**What is required**
Set down each line of the data below exactly as it stands, dropping the pictures.

**Material for the task**

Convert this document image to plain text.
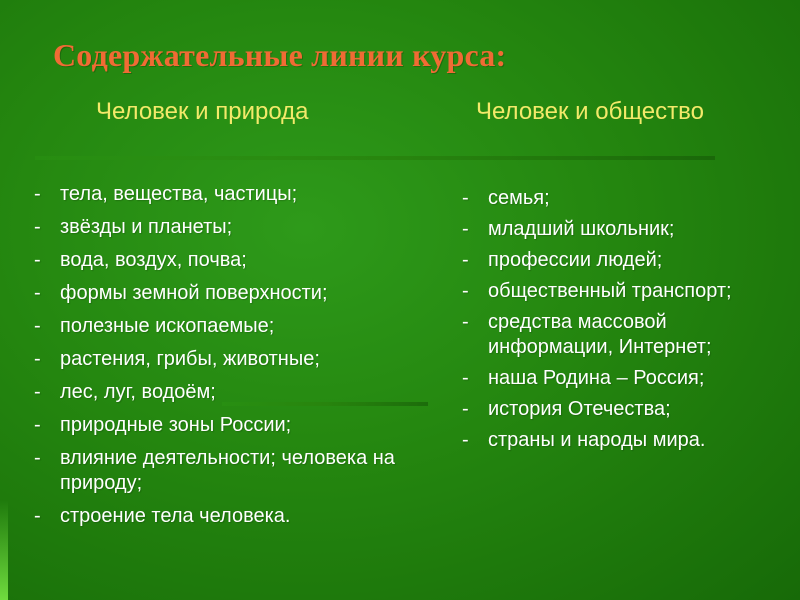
Содержательные линии курса:
Человек и природа	Человек и общество
- тела, вещества, частицы;
- звёзды и планеты;
- вода, воздух, почва;
- формы земной поверхности;
- полезные ископаемые;
- растения, грибы, животные;
- лес, луг, водоём;
- природные зоны России;
- влияние деятельности; человека на природу;
- строение тела человека.
- семья;
- младший школьник;
- профессии людей;
- общественный транспорт;
- средства массовой информации, Интернет;
- наша Родина – Россия;
- история Отечества;
- страны и народы мира.
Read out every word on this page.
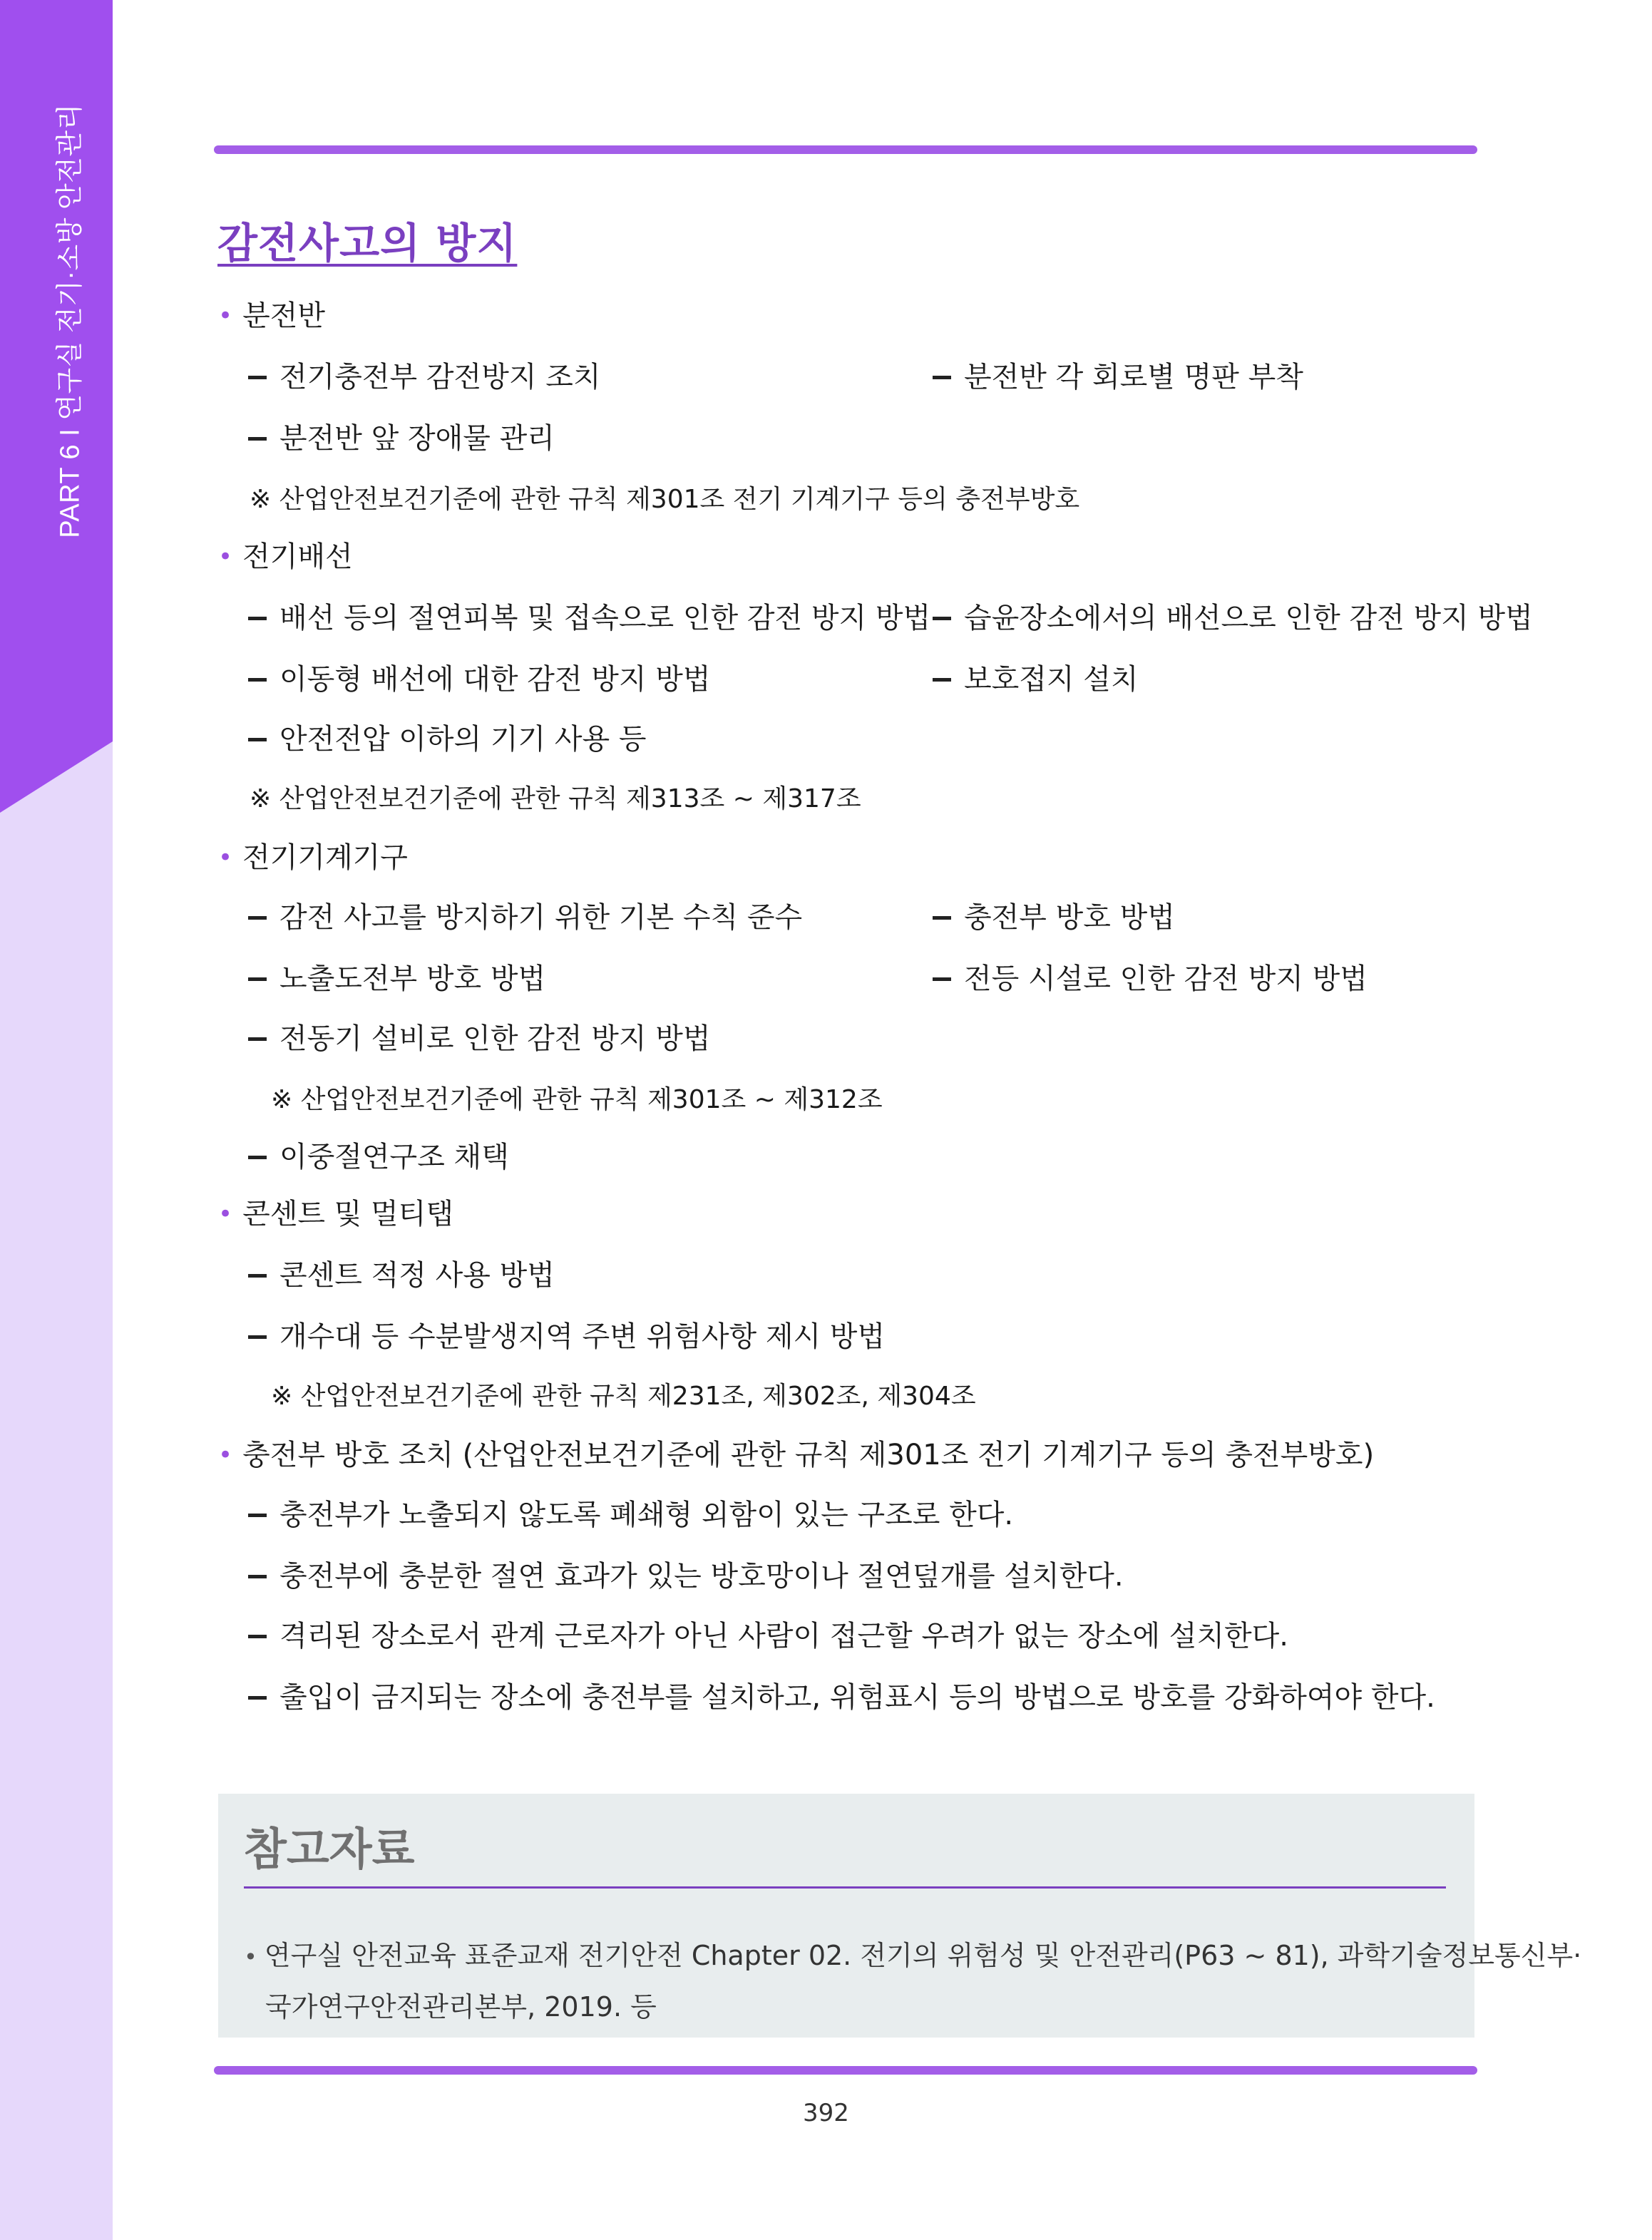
PART 6 I 연구실 전기·소방 안전관리	감전사고의 방지
• 분전반
전기충전부 감전방지 조치	분전반 각 회로별 명판 부착
분전반 앞 장애물 관리
※ 산업안전보건기준에 관한 규칙 제301조 전기 기계기구 등의 충전부방호
• 전기배선
배선 등의 절연피복 및 접속으로 인한 감전 방지 방법 습윤장소에서의 배선으로 인한 감전 방지 방법
이동형 배선에 대한 감전 방지 방법	보호접지 설치
안전전압 이하의 기기 사용 등
※ 산업안전보건기준에 관한 규칙 제313조 ~ 제317조
• 전기기계기구
감전 사고를 방지하기 위한 기본 수칙 준수	충전부 방호 방법
노출도전부 방호 방법	전등 시설로 인한 감전 방지 방법
전동기 설비로 인한 감전 방지 방법
※ 산업안전보건기준에 관한 규칙 제301조 ~ 제312조
이중절연구조 채택
• 콘센트 및 멀티탭
콘센트 적정 사용 방법
개수대 등 수분발생지역 주변 위험사항 제시 방법
※ 산업안전보건기준에 관한 규칙 제231조, 제302조, 제304조
• 충전부 방호 조치 (산업안전보건기준에 관한 규칙 제301조 전기 기계기구 등의 충전부방호)
충전부가 노출되지 않도록 폐쇄형 외함이 있는 구조로 한다.
충전부에 충분한 절연 효과가 있는 방호망이나 절연덮개를 설치한다.
격리된 장소로서 관계 근로자가 아닌 사람이 접근할 우려가 없는 장소에 설치한다.
출입이 금지되는 장소에 충전부를 설치하고, 위험표시 등의 방법으로 방호를 강화하여야 한다.
참고자료
• 연구실 안전교육 표준교재 전기안전 Chapter 02. 전기의 위험성 및 안전관리(P63 ~ 81), 과학기술정보통신부·
국가연구안전관리본부, 2019. 등
392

**Task output**
Convert this document image to plain text.
Содержательные линии курса:
Человек и природа	Человек и общество
- тела, вещества, частицы;
- звёзды и планеты;
- вода, воздух, почва;
- формы земной поверхности;
- полезные ископаемые;
- растения, грибы, животные;
- лес, луг, водоём;
- природные зоны России;
- влияние деятельности; человека на природу;
- строение тела человека.
- семья;
- младший школьник;
- профессии людей;
- общественный транспорт;
- средства массовой информации, Интернет;
- наша Родина – Россия;
- история Отечества;
- страны и народы мира.
Read out every word on this page.
PART 6 I 연구실 전기·소방 안전관리	감전사고의 방지
• 분전반
전기충전부 감전방지 조치	분전반 각 회로별 명판 부착
분전반 앞 장애물 관리
※ 산업안전보건기준에 관한 규칙 제301조 전기 기계기구 등의 충전부방호
• 전기배선
배선 등의 절연피복 및 접속으로 인한 감전 방지 방법 습윤장소에서의 배선으로 인한 감전 방지 방법
이동형 배선에 대한 감전 방지 방법	보호접지 설치
안전전압 이하의 기기 사용 등
※ 산업안전보건기준에 관한 규칙 제313조 ~ 제317조
• 전기기계기구
감전 사고를 방지하기 위한 기본 수칙 준수	충전부 방호 방법
노출도전부 방호 방법	전등 시설로 인한 감전 방지 방법
전동기 설비로 인한 감전 방지 방법
※ 산업안전보건기준에 관한 규칙 제301조 ~ 제312조
이중절연구조 채택
• 콘센트 및 멀티탭
콘센트 적정 사용 방법
개수대 등 수분발생지역 주변 위험사항 제시 방법
※ 산업안전보건기준에 관한 규칙 제231조, 제302조, 제304조
• 충전부 방호 조치 (산업안전보건기준에 관한 규칙 제301조 전기 기계기구 등의 충전부방호)
충전부가 노출되지 않도록 폐쇄형 외함이 있는 구조로 한다.
충전부에 충분한 절연 효과가 있는 방호망이나 절연덮개를 설치한다.
격리된 장소로서 관계 근로자가 아닌 사람이 접근할 우려가 없는 장소에 설치한다.
출입이 금지되는 장소에 충전부를 설치하고, 위험표시 등의 방법으로 방호를 강화하여야 한다.
참고자료
• 연구실 안전교육 표준교재 전기안전 Chapter 02. 전기의 위험성 및 안전관리(P63 ~ 81), 과학기술정보통신부·
국가연구안전관리본부, 2019. 등
392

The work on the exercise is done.